- What this task involves
Look through the material below. Copy every line with the string "send" in it.

- Some records
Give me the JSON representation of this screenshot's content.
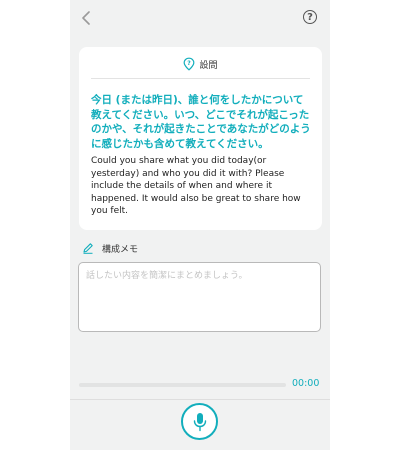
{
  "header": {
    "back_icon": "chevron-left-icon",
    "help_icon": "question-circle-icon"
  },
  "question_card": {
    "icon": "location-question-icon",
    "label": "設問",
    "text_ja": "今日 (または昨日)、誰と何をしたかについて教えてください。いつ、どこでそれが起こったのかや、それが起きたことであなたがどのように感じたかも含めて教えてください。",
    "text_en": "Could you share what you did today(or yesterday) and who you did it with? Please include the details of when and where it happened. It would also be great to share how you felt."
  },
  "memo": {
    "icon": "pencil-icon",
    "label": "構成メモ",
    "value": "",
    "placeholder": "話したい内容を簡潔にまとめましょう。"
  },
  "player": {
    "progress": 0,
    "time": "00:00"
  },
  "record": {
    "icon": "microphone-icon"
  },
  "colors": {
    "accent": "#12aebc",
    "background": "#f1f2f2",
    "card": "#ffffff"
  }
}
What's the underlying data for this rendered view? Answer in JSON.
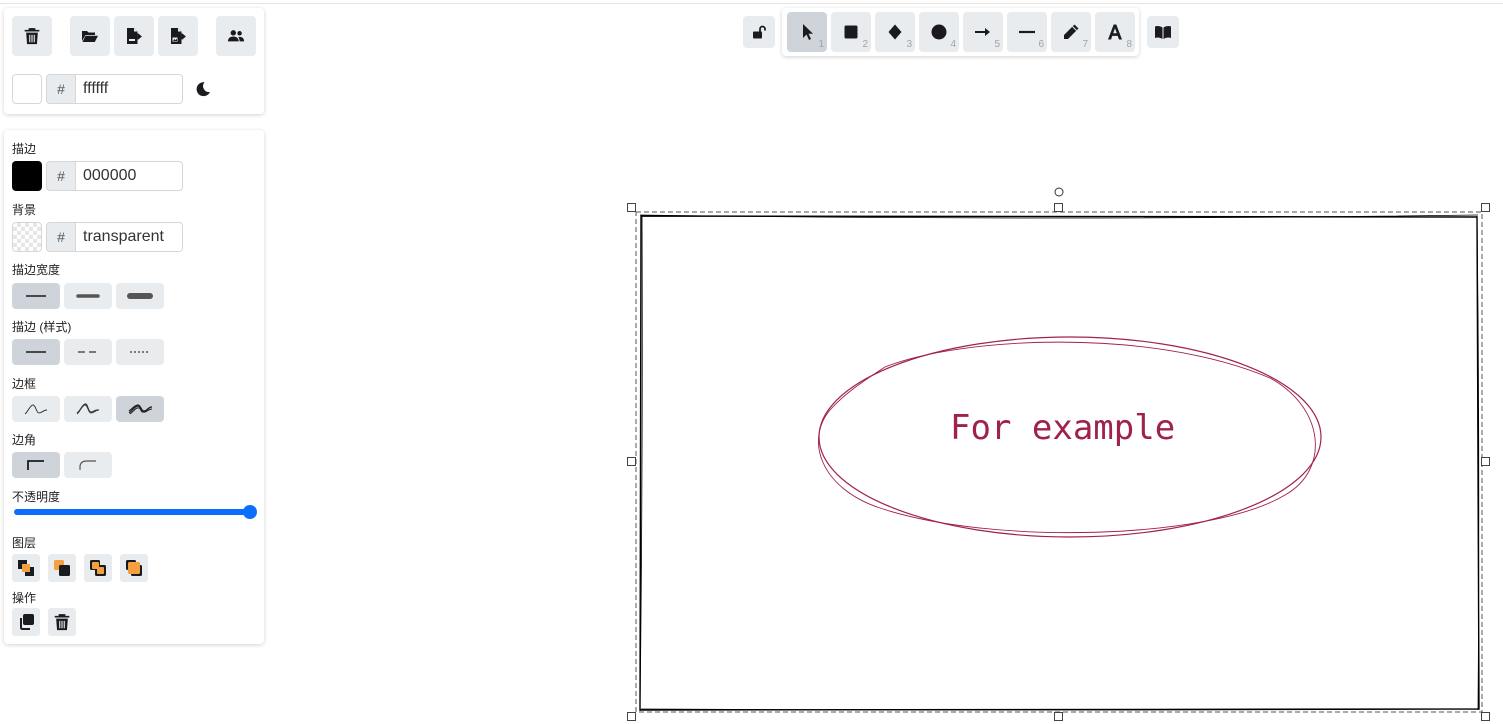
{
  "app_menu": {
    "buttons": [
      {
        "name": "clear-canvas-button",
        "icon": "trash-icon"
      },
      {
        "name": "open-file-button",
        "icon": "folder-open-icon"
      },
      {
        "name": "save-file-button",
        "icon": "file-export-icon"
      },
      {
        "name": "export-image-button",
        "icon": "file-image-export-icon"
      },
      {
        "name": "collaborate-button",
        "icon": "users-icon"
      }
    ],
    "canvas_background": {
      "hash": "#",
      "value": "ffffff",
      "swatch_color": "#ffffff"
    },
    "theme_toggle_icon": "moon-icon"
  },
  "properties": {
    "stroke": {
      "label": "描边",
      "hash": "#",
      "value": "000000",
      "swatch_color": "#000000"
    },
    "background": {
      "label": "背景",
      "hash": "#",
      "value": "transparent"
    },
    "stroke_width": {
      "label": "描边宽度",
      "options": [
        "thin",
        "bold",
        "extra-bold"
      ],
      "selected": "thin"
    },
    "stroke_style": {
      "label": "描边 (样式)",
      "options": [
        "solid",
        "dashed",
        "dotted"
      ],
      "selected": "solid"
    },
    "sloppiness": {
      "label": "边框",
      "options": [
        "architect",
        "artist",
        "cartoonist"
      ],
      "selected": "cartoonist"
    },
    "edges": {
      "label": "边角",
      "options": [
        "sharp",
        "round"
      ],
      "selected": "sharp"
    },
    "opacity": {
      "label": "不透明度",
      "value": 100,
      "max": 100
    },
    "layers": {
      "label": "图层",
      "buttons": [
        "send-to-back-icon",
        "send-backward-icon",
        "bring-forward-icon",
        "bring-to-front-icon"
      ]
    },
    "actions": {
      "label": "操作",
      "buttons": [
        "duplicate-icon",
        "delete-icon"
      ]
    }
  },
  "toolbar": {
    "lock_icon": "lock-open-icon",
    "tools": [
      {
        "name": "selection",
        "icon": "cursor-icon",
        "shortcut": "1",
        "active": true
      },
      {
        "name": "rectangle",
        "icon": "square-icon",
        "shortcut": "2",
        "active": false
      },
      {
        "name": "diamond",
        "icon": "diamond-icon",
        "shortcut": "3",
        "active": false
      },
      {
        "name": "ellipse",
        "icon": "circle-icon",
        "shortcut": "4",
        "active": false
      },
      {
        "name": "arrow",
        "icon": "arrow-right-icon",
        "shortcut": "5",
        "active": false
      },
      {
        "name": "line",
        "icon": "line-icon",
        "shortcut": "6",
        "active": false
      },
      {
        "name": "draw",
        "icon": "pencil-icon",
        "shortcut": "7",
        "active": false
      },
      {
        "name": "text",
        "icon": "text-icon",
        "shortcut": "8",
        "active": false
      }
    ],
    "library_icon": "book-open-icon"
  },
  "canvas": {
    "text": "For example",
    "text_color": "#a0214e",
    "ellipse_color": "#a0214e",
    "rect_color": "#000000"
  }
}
...
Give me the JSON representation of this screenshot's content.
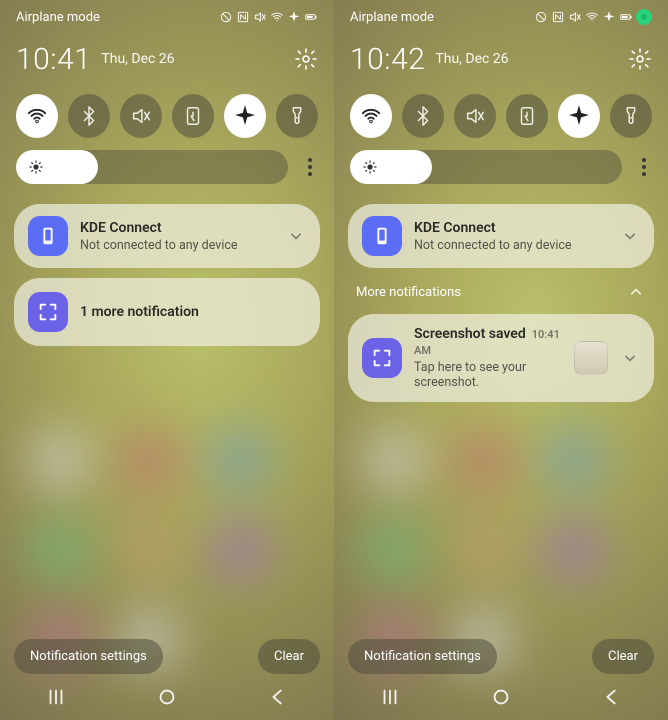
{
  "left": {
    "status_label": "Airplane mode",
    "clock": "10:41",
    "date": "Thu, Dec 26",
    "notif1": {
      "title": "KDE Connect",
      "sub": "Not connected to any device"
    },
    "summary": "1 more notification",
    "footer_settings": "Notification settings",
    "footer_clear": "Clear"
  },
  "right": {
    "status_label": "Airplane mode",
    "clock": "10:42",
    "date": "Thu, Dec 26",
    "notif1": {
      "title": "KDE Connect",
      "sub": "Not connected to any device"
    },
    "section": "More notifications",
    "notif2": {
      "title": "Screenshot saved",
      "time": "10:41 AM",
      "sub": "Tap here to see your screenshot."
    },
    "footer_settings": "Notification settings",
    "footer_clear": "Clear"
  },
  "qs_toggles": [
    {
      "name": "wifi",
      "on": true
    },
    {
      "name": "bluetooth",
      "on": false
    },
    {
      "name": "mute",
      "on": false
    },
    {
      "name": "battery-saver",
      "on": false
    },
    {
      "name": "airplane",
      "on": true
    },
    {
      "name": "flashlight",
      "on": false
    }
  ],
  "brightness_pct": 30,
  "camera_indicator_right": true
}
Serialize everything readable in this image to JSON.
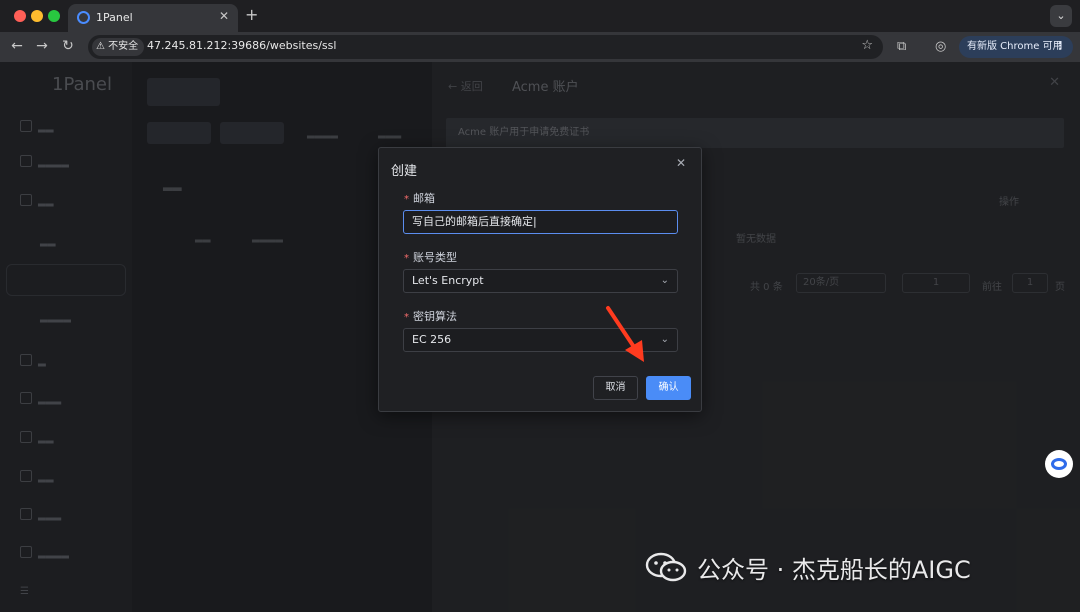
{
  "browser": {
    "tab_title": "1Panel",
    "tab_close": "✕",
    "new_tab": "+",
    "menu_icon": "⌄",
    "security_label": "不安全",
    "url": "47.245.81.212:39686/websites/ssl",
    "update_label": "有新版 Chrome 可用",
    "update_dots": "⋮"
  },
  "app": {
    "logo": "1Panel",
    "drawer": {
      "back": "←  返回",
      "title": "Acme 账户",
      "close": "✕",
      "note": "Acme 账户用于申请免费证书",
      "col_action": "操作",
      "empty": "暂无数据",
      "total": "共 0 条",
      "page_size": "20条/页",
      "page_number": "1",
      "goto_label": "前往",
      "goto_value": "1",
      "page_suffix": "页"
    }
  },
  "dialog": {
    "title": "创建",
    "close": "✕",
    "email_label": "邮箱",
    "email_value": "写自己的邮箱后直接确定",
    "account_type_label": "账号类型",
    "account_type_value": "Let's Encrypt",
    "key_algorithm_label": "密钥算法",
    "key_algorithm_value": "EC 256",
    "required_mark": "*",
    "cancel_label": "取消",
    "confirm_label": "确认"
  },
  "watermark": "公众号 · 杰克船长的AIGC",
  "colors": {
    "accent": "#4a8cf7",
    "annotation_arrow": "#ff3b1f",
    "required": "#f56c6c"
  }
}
==
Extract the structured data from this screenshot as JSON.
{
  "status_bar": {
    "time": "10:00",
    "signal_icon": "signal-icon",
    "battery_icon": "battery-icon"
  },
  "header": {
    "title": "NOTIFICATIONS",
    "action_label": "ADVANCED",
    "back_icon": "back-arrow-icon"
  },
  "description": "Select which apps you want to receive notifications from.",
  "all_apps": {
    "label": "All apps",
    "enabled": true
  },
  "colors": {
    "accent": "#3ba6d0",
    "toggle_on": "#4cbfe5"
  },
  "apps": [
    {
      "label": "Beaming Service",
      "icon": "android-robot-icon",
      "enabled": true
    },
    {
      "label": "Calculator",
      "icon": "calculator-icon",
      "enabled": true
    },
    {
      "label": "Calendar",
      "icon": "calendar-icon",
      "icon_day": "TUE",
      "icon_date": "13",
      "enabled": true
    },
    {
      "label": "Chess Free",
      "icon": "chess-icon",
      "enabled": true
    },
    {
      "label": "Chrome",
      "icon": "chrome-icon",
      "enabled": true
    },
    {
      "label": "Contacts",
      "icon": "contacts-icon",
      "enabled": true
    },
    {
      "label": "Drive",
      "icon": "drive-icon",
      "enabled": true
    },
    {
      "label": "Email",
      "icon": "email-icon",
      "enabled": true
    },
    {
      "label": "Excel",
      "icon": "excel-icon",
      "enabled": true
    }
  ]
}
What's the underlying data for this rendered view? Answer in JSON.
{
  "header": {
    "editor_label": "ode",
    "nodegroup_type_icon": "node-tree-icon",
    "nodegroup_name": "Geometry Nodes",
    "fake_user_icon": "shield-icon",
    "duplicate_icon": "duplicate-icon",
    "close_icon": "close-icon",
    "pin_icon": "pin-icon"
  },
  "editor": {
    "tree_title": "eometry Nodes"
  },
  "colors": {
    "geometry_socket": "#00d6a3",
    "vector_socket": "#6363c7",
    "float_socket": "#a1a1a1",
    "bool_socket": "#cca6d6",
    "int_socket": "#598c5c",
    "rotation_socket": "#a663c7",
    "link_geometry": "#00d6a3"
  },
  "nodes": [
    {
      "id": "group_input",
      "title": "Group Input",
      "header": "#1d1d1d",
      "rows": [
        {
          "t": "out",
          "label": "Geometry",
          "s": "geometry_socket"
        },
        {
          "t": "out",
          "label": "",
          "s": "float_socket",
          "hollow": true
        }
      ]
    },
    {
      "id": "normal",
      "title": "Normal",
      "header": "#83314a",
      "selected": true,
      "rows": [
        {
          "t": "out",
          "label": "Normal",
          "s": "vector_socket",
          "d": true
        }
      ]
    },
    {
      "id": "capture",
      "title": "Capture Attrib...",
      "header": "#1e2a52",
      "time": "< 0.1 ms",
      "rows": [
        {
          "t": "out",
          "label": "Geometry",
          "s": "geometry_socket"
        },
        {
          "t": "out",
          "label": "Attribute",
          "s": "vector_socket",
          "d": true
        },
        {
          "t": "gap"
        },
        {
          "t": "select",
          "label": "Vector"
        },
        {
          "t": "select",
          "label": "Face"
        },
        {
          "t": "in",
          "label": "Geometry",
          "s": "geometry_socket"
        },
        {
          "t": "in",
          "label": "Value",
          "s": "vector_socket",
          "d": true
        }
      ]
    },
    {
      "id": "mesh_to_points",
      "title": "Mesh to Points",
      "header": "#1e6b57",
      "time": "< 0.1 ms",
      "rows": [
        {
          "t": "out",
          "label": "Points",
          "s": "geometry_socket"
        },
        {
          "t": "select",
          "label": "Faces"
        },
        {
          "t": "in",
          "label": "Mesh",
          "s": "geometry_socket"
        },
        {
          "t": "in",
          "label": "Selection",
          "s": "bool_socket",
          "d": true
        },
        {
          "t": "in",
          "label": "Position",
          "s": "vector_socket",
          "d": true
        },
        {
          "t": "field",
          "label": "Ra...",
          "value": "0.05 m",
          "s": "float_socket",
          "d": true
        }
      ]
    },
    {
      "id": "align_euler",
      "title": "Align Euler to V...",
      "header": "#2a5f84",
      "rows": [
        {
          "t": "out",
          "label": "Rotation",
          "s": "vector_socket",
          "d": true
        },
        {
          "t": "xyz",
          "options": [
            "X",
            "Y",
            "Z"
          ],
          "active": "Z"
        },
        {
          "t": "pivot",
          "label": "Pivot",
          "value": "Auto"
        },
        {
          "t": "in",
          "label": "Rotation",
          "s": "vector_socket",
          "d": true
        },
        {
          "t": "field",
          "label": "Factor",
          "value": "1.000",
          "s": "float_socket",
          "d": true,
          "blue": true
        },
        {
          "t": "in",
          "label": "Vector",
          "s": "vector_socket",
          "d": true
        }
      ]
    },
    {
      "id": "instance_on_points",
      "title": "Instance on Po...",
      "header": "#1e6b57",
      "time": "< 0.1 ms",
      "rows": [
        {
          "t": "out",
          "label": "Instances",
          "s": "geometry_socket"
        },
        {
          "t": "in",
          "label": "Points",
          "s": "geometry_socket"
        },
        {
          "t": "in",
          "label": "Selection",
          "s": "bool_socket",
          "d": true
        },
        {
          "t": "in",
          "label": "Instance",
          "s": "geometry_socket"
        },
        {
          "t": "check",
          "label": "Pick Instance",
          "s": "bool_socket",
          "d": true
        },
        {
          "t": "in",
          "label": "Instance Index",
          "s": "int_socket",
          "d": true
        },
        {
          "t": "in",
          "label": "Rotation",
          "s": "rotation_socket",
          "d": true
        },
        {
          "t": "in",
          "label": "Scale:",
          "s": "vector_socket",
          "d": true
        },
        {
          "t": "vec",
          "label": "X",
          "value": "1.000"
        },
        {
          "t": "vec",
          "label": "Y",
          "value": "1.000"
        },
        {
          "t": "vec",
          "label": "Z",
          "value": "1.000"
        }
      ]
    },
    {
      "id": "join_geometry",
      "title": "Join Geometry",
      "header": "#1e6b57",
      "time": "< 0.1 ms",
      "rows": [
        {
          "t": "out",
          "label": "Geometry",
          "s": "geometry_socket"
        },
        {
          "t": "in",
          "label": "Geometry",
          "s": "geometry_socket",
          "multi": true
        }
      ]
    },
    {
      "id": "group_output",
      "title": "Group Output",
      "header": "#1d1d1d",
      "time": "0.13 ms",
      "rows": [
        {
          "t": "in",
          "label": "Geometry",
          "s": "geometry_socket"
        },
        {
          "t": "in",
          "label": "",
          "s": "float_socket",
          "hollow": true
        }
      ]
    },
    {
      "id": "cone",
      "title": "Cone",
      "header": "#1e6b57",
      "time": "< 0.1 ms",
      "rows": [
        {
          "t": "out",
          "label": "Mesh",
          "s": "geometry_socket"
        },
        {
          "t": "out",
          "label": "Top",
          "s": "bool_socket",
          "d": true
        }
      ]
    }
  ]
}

- Response
        "send-to-back-icon",
        "send-backward-icon",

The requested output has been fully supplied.